##### Exercise material
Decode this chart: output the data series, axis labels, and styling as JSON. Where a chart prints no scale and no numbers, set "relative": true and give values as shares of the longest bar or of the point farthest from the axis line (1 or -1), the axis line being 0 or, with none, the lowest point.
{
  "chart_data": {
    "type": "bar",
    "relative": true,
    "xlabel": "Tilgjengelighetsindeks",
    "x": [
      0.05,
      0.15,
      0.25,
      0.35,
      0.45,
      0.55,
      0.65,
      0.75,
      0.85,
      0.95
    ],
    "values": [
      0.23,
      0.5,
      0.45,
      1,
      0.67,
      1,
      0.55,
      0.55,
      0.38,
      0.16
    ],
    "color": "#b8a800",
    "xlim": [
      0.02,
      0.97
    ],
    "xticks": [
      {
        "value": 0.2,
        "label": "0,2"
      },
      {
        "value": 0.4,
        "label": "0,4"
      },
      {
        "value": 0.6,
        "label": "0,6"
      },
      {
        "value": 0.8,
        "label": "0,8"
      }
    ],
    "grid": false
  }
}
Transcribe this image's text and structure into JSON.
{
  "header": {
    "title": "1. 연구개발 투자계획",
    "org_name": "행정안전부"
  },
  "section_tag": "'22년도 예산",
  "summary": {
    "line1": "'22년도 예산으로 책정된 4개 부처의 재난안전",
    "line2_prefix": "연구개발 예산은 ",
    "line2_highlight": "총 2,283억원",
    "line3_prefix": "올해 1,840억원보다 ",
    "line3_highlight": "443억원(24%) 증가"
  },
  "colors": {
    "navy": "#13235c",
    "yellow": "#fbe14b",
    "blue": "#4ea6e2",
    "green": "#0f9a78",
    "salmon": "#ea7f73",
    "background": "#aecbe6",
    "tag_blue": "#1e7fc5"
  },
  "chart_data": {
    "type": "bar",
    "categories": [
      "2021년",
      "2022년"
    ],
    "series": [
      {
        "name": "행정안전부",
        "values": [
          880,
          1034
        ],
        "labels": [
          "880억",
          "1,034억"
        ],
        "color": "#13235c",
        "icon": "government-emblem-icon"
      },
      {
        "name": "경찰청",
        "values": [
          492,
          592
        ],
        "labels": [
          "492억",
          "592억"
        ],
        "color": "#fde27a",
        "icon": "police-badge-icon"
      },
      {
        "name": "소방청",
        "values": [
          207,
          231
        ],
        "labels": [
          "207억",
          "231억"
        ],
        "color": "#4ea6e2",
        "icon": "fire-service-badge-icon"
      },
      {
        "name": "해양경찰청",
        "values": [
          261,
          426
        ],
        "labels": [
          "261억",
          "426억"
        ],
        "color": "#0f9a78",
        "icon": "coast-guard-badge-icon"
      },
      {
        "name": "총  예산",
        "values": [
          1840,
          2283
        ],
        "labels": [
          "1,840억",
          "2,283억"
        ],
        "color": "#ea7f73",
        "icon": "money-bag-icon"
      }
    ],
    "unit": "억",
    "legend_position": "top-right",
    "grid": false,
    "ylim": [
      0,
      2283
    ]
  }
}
##########
### Exercise
Pull every line containing "JSON" from the data.

### Exercise result
Decode this chart: output the data series, axis labels, and styling as JSON. Where a chart prints no scale and no numbers, set "relative": true and give values as shares of the longest bar or of the point farthest from the axis line (1 or -1), the axis line being 0 or, with none, the lowest point.
Transcribe this image's text and structure into JSON.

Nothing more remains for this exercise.